*** Data records
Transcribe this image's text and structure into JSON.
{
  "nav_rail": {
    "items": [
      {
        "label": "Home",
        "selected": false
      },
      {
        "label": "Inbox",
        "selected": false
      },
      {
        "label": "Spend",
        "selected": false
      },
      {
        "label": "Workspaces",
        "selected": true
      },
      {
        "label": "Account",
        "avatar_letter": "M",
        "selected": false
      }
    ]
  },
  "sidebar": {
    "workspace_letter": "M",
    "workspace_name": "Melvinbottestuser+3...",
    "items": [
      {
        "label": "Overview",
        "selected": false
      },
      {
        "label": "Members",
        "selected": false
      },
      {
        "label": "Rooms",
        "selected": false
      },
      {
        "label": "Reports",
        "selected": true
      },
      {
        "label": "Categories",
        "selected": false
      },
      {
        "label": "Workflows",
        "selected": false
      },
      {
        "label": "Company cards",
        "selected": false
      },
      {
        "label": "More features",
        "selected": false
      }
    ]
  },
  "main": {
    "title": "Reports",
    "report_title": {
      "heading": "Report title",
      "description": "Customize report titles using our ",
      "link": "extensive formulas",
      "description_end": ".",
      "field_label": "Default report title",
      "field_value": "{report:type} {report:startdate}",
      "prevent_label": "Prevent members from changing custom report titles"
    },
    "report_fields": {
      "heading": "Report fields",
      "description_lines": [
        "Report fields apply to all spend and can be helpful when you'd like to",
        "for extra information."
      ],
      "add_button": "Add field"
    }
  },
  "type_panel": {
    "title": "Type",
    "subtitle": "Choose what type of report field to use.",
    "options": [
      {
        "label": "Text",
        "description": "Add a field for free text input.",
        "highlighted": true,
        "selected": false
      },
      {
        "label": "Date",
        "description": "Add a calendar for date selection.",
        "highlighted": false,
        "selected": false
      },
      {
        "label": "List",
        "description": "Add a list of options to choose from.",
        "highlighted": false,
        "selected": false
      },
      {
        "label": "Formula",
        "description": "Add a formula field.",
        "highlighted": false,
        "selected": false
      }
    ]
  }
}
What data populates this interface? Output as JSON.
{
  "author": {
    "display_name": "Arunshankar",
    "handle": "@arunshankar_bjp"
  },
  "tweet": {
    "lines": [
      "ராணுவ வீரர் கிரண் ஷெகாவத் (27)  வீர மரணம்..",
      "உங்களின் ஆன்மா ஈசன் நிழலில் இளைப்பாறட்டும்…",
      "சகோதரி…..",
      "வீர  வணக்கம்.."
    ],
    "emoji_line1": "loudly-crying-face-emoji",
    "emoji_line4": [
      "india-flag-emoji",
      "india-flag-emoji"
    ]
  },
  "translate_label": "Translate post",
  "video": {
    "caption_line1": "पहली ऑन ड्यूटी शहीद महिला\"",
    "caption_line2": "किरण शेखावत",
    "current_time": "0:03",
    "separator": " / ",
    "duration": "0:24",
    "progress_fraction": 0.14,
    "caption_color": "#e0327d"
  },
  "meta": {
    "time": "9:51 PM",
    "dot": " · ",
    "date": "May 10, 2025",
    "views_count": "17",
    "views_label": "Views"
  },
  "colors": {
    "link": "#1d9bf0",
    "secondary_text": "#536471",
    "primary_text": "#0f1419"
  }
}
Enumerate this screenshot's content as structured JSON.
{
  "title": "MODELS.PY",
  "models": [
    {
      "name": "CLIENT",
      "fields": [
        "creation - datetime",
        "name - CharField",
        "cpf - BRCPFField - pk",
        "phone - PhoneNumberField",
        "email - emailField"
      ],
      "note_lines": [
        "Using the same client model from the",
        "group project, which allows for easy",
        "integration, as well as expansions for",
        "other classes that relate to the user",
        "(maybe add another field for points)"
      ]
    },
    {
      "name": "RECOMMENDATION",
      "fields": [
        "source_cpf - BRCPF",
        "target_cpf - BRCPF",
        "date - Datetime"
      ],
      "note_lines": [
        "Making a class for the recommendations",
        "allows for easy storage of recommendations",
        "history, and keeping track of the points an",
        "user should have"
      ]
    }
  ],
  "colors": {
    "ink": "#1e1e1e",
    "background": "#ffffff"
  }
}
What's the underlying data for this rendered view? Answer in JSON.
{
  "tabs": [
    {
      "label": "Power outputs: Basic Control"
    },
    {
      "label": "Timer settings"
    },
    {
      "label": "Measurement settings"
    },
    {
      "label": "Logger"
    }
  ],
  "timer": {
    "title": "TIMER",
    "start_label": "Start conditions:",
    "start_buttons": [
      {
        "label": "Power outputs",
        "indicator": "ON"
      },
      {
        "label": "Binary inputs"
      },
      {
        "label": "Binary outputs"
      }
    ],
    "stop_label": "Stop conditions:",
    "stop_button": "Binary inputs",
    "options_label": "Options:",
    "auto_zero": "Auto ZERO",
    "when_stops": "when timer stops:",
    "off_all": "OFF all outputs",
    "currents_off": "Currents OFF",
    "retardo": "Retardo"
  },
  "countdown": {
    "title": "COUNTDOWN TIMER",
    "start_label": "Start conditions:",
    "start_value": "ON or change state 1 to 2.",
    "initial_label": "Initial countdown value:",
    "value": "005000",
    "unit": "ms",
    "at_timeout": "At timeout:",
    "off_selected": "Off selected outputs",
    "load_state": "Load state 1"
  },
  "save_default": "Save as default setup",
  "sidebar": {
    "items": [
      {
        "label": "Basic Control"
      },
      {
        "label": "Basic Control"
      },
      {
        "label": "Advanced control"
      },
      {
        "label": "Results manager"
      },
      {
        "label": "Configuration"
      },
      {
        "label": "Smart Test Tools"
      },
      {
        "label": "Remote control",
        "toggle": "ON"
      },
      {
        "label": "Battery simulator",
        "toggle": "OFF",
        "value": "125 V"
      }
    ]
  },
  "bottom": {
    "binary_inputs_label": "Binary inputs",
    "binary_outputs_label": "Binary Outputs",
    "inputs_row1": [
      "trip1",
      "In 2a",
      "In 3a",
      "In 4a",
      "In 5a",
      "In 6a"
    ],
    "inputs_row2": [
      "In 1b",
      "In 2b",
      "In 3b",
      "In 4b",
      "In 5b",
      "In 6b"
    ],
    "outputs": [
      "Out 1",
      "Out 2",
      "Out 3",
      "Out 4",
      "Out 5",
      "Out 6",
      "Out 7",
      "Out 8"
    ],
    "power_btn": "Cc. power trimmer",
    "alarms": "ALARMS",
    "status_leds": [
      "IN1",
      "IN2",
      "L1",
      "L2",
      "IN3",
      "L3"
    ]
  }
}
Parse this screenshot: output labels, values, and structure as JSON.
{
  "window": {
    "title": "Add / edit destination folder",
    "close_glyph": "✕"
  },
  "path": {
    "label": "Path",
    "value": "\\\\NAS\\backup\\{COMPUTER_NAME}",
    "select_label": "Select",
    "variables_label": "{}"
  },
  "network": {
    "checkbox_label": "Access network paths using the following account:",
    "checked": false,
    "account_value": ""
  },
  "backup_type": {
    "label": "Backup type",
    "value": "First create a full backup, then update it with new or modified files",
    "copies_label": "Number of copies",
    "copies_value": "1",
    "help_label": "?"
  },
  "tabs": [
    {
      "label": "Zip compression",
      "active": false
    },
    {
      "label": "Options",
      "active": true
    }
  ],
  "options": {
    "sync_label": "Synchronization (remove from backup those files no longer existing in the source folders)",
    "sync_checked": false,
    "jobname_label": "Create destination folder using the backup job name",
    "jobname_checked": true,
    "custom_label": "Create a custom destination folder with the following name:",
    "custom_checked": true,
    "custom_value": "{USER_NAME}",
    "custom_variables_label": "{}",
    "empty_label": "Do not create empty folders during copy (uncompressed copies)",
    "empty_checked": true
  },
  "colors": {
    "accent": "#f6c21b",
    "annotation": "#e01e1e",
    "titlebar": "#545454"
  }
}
******
▶ [Short problem]:
Extract all lines that hold the word "files".

▶ [Solution below]:
    "value": "First create a full backup, then update it with new or modified files",
    "sync_label": "Synchronization (remove from backup those files no longer existing in the source folders)",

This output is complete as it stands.